Quote the lines of the material starting with the line that contains "club-flags [426,558,772,608]" and going on through the line that contains "alster-line: Yachten, für", both included, exactly as they appear.
-- start --
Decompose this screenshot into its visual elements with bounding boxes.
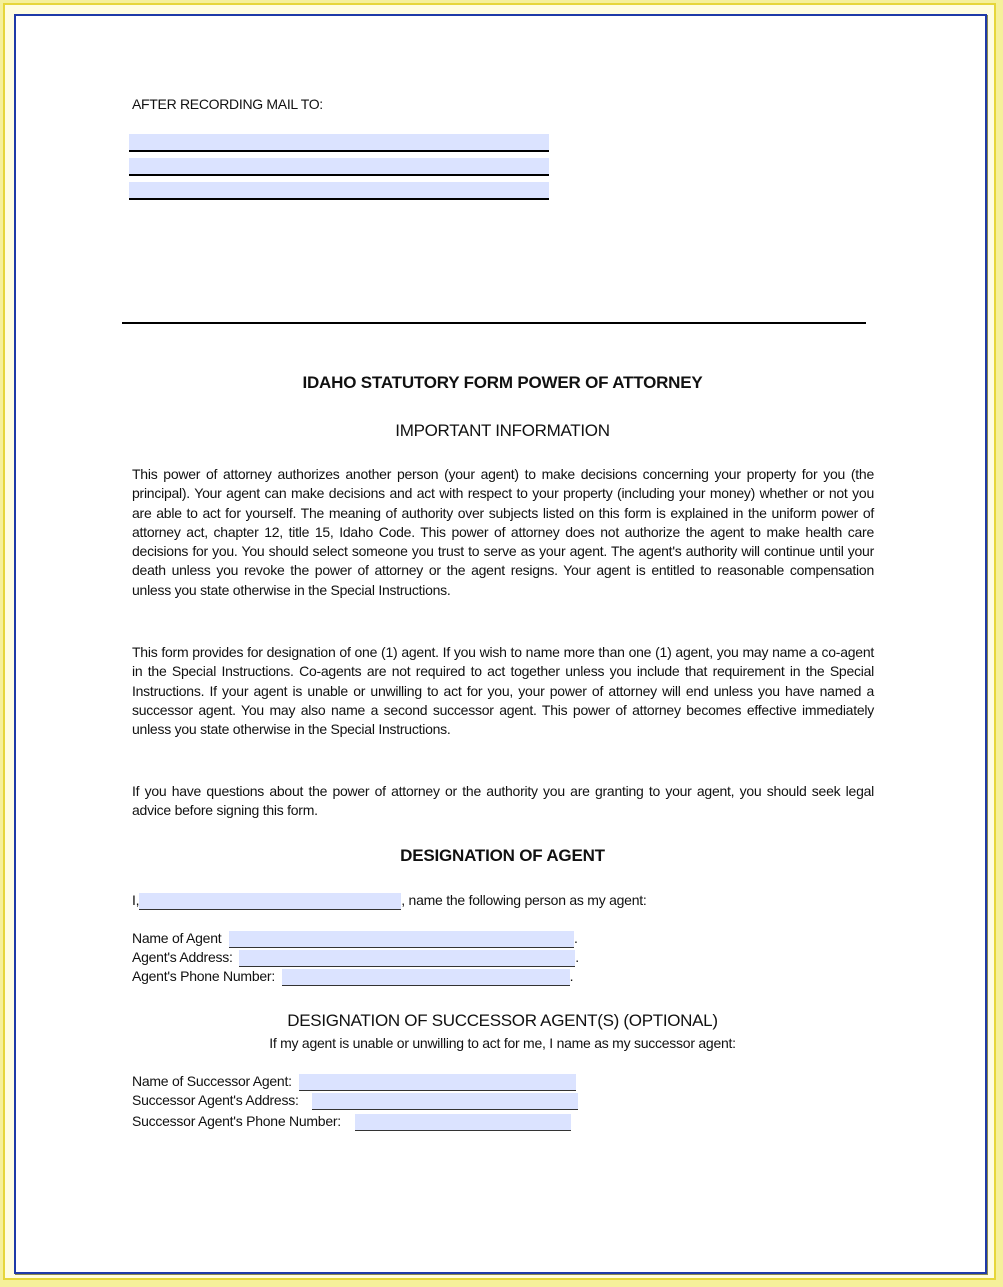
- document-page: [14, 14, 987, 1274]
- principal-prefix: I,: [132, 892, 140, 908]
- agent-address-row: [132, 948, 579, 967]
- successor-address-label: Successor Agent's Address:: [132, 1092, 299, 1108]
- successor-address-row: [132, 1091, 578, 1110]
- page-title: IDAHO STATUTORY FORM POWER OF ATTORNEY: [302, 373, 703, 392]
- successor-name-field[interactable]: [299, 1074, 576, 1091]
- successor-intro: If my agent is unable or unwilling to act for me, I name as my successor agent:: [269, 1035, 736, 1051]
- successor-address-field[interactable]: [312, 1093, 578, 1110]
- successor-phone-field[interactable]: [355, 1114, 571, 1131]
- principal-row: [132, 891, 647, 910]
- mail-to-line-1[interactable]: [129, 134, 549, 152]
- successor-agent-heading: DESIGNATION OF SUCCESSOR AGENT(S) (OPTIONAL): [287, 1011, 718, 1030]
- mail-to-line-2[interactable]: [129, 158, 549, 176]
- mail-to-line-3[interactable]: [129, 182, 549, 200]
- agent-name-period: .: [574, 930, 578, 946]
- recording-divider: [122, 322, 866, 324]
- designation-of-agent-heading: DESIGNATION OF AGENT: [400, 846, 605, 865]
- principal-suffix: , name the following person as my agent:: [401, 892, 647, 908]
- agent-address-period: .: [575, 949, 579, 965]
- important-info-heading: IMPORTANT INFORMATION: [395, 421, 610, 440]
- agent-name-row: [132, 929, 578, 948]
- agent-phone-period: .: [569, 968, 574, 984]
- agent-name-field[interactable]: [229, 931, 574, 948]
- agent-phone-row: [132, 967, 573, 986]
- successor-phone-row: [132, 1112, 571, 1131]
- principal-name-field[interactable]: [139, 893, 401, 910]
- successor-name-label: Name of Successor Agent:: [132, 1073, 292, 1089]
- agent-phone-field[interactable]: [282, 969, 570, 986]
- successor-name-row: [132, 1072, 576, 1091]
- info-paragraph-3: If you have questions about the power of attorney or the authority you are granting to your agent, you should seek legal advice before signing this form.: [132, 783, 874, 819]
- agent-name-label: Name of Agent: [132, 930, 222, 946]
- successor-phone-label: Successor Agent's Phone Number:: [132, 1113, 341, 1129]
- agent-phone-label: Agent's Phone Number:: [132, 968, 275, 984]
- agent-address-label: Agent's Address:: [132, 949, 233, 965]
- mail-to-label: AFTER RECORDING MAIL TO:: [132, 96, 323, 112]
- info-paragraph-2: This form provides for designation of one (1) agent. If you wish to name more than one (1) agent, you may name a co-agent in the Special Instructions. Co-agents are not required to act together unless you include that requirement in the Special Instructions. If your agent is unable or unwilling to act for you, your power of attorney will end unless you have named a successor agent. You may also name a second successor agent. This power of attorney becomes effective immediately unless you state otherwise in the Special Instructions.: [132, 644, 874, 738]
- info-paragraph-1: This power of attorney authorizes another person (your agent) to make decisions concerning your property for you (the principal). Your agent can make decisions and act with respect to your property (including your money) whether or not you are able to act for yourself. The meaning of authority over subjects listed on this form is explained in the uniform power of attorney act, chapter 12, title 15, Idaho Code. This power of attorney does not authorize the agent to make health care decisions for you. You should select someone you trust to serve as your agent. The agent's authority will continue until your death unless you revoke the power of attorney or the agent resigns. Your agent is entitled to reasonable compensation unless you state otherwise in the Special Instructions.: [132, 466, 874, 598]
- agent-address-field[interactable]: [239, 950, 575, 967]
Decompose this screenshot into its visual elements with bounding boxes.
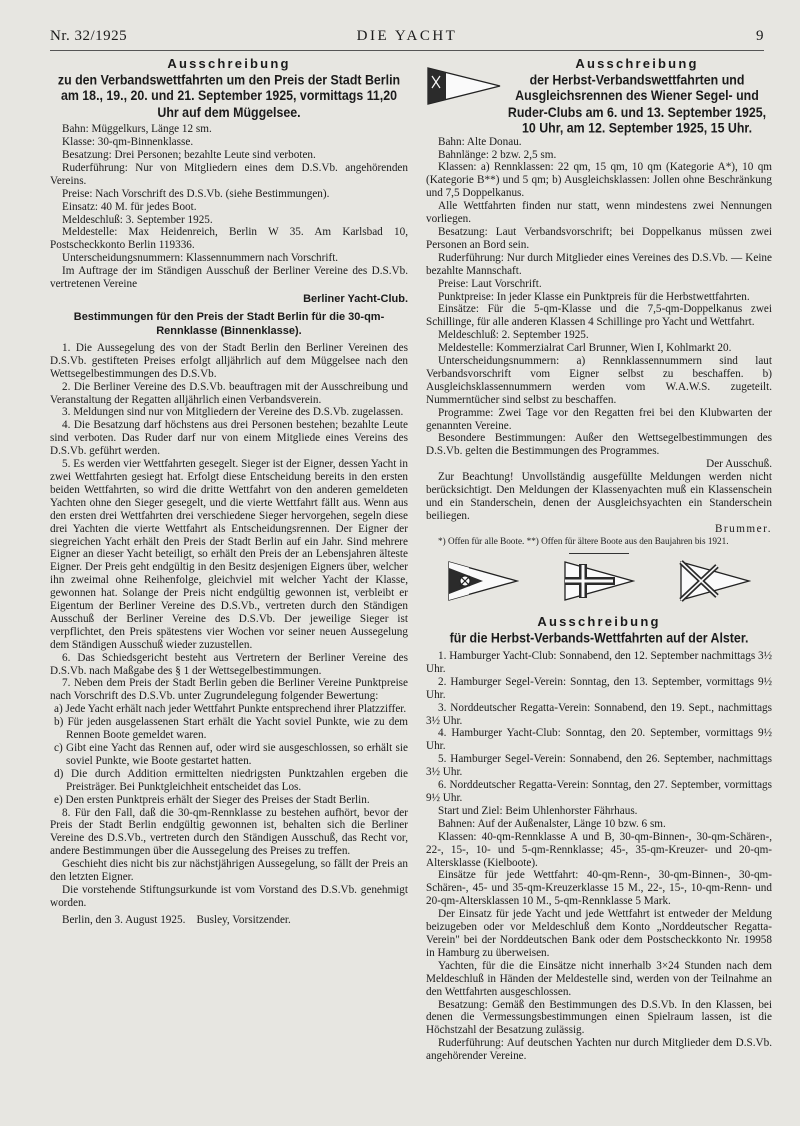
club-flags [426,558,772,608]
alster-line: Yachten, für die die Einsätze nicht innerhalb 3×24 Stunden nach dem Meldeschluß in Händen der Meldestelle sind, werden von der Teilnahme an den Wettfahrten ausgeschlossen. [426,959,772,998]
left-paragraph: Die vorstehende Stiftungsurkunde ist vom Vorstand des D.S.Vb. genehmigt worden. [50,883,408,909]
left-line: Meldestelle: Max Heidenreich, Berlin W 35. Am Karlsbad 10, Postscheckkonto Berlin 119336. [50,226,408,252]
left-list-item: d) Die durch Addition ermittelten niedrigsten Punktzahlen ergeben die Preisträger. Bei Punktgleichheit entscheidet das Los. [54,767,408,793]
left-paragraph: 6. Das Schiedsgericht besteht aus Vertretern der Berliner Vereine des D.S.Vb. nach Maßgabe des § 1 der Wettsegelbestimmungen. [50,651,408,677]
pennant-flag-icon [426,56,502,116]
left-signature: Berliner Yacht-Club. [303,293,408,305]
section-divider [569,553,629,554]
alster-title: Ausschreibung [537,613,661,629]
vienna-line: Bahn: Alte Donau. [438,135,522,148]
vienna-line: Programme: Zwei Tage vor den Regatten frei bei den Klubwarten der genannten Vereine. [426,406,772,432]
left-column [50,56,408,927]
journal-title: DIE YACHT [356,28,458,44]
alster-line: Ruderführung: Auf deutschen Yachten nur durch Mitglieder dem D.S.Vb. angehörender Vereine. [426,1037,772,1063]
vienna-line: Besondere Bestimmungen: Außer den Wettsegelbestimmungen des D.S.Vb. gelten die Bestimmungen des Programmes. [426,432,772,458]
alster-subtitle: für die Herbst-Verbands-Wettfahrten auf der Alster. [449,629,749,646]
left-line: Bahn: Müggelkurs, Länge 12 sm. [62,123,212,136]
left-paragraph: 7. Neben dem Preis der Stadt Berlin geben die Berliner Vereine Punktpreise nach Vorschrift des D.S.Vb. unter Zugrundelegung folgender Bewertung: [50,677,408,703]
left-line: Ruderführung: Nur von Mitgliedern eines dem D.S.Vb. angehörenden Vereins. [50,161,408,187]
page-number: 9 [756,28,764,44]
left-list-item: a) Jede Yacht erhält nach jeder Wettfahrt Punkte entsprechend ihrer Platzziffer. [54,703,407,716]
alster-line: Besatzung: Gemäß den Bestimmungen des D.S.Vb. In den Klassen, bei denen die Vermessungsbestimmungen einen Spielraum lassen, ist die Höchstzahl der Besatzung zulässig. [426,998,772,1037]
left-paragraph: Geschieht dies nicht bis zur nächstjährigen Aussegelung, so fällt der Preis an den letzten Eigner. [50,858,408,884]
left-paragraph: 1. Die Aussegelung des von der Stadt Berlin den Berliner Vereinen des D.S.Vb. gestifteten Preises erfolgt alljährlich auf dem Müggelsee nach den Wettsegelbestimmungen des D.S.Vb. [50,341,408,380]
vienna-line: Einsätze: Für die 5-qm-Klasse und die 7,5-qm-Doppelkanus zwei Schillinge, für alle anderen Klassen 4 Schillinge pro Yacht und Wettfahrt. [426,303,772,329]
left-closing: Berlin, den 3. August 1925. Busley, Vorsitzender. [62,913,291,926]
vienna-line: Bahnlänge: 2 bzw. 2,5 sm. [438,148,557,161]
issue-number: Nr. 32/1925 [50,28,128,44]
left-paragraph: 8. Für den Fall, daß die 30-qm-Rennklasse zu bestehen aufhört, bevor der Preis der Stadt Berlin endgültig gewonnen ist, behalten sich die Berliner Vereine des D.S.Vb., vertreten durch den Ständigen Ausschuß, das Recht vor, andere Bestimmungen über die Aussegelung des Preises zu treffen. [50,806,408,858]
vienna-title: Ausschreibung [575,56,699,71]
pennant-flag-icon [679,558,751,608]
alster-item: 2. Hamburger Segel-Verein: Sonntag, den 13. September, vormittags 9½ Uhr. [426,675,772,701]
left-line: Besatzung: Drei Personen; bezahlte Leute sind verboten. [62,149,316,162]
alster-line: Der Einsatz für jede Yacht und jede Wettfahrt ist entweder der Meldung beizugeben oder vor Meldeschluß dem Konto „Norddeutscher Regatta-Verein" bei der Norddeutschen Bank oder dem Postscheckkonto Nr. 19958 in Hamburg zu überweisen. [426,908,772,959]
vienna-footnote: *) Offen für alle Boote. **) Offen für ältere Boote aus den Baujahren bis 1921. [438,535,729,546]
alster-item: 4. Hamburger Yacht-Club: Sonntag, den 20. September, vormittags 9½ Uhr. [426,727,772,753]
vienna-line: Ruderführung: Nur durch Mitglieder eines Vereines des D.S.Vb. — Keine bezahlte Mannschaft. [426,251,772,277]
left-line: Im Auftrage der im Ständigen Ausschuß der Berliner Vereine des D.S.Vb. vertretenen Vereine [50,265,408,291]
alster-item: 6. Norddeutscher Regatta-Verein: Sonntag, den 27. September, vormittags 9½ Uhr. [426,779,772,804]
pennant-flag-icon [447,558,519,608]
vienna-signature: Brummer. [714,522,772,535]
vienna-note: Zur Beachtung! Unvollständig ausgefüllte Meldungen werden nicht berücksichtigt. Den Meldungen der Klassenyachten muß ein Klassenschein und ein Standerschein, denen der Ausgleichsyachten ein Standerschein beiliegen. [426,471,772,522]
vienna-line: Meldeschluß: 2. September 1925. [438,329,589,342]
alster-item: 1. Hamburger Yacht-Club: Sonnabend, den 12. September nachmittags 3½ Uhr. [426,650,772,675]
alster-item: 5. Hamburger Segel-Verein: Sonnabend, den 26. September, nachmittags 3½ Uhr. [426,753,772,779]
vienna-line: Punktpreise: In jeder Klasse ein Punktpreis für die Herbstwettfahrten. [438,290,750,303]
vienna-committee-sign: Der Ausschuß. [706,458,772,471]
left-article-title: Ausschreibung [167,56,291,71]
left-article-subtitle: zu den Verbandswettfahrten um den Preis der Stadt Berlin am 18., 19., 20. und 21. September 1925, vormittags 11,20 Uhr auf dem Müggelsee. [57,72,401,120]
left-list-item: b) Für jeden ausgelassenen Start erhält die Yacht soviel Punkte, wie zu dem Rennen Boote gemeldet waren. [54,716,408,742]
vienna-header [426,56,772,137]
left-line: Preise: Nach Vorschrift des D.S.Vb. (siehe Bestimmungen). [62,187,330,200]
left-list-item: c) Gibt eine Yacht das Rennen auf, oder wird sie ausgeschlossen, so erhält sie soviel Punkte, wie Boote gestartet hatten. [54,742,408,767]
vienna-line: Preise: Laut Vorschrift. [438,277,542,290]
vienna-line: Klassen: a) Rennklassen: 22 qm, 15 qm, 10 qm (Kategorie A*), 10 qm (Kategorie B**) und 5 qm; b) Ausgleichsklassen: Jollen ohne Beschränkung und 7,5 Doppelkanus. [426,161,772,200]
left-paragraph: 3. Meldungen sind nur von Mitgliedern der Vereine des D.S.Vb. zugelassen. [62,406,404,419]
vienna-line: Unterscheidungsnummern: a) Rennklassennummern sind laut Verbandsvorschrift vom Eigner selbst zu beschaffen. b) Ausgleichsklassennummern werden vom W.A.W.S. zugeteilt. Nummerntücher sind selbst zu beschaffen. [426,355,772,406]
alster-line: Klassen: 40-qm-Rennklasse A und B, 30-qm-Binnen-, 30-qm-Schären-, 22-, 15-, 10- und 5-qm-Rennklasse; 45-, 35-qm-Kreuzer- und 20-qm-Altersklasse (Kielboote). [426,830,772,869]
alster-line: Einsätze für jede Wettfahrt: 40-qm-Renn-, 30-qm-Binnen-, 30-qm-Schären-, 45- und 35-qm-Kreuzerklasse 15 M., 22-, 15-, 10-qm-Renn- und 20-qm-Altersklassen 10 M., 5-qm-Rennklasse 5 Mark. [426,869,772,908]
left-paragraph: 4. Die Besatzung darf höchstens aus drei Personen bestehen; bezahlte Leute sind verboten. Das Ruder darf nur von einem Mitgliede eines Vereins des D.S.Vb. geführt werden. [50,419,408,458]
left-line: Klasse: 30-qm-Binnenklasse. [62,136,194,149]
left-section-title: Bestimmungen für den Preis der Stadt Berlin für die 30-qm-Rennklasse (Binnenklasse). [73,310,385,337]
-- end --
→ CORRECT RESPONSE
club-flags [426,558,772,608]
alster-line: Yachten, für die die Einsätze nicht innerhalb 3×24 Stunden nach dem Meldeschluß in Händen der Meldestelle sind, werden von der Teilnahme an den Wettfahrten ausgeschlossen. [426,959,772,998]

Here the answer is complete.